Instruction:
Filter the records for lines holding the string "Reserve".

(Records from a dataset)

- - -

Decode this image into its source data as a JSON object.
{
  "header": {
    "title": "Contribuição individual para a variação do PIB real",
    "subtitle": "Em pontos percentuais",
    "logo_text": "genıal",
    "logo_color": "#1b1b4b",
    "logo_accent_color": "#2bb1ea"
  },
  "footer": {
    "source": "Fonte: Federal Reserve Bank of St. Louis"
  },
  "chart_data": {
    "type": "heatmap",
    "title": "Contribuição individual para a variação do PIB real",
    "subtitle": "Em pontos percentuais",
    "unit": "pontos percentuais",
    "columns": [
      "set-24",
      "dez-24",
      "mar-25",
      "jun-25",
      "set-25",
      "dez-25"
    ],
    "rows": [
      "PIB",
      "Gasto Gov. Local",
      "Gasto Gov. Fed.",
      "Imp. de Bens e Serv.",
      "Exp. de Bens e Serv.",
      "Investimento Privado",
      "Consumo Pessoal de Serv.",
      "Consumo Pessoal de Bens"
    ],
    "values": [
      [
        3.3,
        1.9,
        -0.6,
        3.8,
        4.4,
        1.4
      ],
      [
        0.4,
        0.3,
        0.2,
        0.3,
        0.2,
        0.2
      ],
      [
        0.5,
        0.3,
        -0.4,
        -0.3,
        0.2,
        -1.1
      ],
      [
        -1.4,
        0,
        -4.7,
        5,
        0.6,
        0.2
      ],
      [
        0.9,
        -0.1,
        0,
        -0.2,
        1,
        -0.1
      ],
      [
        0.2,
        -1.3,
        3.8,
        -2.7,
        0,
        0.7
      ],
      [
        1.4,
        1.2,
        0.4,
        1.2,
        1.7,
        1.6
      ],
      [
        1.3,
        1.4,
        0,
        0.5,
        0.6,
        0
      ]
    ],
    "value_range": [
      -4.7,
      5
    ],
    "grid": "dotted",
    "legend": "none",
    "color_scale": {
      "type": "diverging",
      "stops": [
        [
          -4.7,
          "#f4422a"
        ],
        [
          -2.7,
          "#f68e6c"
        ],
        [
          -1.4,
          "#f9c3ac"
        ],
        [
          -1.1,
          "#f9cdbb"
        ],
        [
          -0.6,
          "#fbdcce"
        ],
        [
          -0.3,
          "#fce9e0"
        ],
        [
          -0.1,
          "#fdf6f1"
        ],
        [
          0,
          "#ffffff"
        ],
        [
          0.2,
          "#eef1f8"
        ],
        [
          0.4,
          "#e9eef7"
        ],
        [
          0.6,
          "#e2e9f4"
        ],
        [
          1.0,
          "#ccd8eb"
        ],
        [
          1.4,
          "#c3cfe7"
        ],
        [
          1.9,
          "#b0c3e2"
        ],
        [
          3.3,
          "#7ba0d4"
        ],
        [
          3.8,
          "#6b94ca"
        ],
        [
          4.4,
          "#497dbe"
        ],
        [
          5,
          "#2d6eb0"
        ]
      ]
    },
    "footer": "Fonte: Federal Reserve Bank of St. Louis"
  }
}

- - -

Solution for this task:
    "source": "Fonte: Federal Reserve Bank of St. Louis"
    "footer": "Fonte: Federal Reserve Bank of St. Louis"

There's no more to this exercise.